___ Records provided

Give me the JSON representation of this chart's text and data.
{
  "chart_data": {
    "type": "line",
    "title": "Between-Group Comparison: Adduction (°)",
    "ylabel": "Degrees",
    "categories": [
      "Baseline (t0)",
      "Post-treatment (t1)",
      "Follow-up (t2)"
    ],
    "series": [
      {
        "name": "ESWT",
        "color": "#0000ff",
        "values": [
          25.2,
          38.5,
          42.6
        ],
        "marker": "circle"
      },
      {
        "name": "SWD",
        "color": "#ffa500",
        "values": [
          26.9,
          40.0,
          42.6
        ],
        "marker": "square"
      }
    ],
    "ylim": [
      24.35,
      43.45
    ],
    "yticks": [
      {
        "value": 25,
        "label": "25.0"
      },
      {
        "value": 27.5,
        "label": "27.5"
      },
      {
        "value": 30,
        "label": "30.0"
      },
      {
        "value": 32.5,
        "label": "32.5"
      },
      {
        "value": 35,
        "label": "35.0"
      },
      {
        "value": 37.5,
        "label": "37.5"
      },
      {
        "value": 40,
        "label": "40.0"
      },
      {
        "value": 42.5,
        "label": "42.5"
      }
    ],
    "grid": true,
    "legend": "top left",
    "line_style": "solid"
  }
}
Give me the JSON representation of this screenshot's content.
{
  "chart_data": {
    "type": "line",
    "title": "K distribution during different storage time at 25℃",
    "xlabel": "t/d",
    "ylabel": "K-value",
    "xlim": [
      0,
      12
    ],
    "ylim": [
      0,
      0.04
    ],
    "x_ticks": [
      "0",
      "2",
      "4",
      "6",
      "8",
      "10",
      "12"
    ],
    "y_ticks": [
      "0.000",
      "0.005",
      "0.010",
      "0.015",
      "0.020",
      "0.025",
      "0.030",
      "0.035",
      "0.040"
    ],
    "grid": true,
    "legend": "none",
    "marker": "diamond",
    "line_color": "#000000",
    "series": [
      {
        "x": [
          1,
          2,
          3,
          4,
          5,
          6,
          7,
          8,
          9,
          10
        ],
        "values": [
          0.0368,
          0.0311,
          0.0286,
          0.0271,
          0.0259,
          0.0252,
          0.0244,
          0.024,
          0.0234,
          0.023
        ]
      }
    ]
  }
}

______

Your goal –
Transcribe each record exactly. Leave nothing out.

Result –
Give me the JSON representation of this chart's text and data.
{
  "chart_data": {
    "type": "line",
    "title": "Between-Group Comparison: Adduction (°)",
    "ylabel": "Degrees",
    "categories": [
      "Baseline (t0)",
      "Post-treatment (t1)",
      "Follow-up (t2)"
    ],
    "series": [
      {
        "name": "ESWT",
        "color": "#0000ff",
        "values": [
          25.2,
          38.5,
          42.6
        ],
        "marker": "circle"
      },
      {
        "name": "SWD",
        "color": "#ffa500",
        "values": [
          26.9,
          40.0,
          42.6
        ],
        "marker": "square"
      }
    ],
    "ylim": [
      24.35,
      43.45
    ],
    "yticks": [
      {
        "value": 25,
        "label": "25.0"
      },
      {
        "value": 27.5,
        "label": "27.5"
      },
      {
        "value": 30,
        "label": "30.0"
      },
      {
        "value": 32.5,
        "label": "32.5"
      },
      {
        "value": 35,
        "label": "35.0"
      },
      {
        "value": 37.5,
        "label": "37.5"
      },
      {
        "value": 40,
        "label": "40.0"
      },
      {
        "value": 42.5,
        "label": "42.5"
      }
    ],
    "grid": true,
    "legend": "top left",
    "line_style": "solid"
  }
}
Give me the JSON representation of this screenshot's content.
{
  "chart_data": {
    "type": "line",
    "title": "K distribution during different storage time at 25℃",
    "xlabel": "t/d",
    "ylabel": "K-value",
    "xlim": [
      0,
      12
    ],
    "ylim": [
      0,
      0.04
    ],
    "x_ticks": [
      "0",
      "2",
      "4",
      "6",
      "8",
      "10",
      "12"
    ],
    "y_ticks": [
      "0.000",
      "0.005",
      "0.010",
      "0.015",
      "0.020",
      "0.025",
      "0.030",
      "0.035",
      "0.040"
    ],
    "grid": true,
    "legend": "none",
    "marker": "diamond",
    "line_color": "#000000",
    "series": [
      {
        "x": [
          1,
          2,
          3,
          4,
          5,
          6,
          7,
          8,
          9,
          10
        ],
        "values": [
          0.0368,
          0.0311,
          0.0286,
          0.0271,
          0.0259,
          0.0252,
          0.0244,
          0.024,
          0.0234,
          0.023
        ]
      }
    ]
  }
}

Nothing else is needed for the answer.